• _INSTRUCTIONS FOR THE TASK_: Go through the listing beneath this task and return every line that carries the string "αγοραπωλησιών".

***** DATA TO USE

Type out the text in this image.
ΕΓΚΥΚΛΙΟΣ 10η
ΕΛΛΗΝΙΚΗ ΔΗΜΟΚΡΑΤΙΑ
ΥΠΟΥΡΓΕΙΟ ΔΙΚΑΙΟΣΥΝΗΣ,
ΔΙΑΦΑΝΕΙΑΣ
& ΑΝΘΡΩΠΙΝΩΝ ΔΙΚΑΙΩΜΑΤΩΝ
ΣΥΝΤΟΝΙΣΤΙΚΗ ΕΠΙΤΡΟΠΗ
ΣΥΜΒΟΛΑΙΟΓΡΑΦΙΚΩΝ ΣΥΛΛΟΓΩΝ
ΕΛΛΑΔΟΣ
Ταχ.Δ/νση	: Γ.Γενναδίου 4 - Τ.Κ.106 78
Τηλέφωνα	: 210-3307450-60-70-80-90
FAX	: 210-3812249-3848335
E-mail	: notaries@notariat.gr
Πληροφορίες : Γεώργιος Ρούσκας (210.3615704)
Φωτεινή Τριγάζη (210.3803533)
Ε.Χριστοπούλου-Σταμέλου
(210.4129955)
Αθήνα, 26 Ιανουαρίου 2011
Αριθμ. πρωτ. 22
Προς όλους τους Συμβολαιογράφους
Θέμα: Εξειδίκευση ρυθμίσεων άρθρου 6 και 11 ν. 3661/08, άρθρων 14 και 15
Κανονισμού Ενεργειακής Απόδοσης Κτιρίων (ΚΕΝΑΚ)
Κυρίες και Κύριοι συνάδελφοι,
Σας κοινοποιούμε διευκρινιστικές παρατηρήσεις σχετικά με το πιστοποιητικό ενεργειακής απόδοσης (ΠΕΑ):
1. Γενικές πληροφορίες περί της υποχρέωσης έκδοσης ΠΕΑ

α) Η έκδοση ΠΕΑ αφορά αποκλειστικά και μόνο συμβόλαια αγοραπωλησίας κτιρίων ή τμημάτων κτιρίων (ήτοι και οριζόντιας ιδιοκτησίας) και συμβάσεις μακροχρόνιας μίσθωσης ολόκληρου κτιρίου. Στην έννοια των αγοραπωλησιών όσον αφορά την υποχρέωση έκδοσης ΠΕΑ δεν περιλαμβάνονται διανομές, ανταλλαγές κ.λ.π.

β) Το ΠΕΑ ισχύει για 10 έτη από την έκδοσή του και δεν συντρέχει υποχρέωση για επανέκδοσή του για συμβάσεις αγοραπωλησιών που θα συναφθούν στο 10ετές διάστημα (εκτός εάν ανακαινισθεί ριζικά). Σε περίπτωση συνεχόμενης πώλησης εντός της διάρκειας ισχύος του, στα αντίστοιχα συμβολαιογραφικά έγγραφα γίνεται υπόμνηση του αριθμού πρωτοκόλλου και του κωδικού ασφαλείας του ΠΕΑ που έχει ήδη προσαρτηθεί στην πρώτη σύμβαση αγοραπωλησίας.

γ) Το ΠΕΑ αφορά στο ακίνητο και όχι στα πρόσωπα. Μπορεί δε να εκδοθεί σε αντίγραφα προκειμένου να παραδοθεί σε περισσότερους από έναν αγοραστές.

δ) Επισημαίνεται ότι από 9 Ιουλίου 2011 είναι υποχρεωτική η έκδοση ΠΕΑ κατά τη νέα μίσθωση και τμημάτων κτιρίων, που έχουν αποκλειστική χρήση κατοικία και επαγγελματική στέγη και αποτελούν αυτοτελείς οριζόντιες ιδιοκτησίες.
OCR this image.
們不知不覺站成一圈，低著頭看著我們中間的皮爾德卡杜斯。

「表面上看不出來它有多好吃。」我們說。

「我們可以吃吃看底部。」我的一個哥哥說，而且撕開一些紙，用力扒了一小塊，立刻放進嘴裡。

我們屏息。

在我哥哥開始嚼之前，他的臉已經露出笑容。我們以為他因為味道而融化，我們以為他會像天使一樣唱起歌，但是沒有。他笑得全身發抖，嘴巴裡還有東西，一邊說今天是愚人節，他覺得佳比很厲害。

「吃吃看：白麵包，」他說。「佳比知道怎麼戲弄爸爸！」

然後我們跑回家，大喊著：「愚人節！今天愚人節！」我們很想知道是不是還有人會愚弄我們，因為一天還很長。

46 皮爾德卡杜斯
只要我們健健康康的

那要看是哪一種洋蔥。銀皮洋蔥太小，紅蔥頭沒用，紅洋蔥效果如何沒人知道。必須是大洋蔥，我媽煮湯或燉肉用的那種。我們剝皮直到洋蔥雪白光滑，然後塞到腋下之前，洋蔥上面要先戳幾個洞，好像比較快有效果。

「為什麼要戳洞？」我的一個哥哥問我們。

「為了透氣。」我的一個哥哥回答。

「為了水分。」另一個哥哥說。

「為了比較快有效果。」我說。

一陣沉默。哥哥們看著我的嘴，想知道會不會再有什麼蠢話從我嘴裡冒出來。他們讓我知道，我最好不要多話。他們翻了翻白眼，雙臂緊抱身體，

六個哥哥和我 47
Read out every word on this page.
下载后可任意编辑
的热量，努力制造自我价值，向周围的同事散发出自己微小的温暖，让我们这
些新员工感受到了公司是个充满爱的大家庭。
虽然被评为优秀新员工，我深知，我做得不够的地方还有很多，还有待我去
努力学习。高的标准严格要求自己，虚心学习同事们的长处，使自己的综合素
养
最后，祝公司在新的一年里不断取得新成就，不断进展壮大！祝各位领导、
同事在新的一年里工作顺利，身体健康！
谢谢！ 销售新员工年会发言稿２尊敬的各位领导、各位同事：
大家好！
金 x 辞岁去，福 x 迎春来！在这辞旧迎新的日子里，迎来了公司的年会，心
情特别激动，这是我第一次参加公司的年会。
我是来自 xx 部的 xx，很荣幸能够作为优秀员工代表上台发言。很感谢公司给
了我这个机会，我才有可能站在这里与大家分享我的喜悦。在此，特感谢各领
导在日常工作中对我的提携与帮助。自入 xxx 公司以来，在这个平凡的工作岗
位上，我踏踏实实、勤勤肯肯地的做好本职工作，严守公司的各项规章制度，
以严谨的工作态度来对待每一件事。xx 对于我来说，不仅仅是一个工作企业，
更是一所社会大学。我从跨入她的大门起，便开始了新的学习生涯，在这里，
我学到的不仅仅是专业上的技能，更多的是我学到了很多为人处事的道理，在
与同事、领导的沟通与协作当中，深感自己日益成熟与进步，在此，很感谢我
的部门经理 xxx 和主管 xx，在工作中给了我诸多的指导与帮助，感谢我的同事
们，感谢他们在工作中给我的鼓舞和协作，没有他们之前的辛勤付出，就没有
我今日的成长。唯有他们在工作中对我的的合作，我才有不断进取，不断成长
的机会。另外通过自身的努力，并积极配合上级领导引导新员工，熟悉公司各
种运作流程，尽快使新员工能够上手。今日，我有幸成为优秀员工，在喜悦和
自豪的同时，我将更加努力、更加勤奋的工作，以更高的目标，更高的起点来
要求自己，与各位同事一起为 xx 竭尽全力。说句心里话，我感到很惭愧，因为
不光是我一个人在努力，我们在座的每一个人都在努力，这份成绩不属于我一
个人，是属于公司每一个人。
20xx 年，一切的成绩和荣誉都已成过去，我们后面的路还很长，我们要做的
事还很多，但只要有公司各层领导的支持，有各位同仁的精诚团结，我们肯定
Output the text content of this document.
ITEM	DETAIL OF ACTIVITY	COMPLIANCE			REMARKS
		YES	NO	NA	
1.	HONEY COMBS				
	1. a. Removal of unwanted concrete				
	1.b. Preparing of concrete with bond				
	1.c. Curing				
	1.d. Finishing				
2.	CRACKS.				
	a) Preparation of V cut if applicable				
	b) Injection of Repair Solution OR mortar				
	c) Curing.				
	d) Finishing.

**********

• _EXERCISE RESPONSE_:
α) Η έκδοση ΠΕΑ αφορά αποκλειστικά και μόνο συμβόλαια αγοραπωλησίας κτιρίων ή τμημάτων κτιρίων (ήτοι και οριζόντιας ιδιοκτησίας) και συμβάσεις μακροχρόνιας μίσθωσης ολόκληρου κτιρίου. Στην έννοια των αγοραπωλησιών όσον αφορά την υποχρέωση έκδοσης ΠΕΑ δεν περιλαμβάνονται διανομές, ανταλλαγές κ.λ.π.
β) Το ΠΕΑ ισχύει για 10 έτη από την έκδοσή του και δεν συντρέχει υποχρέωση για επανέκδοσή του για συμβάσεις αγοραπωλησιών που θα συναφθούν στο 10ετές διάστημα (εκτός εάν ανακαινισθεί ριζικά). Σε περίπτωση συνεχόμενης πώλησης εντός της διάρκειας ισχύος του, στα αντίστοιχα συμβολαιογραφικά έγγραφα γίνεται υπόμνηση του αριθμού πρωτοκόλλου και του κωδικού ασφαλείας του ΠΕΑ που έχει ήδη προσαρτηθεί στην πρώτη σύμβαση αγοραπωλησίας.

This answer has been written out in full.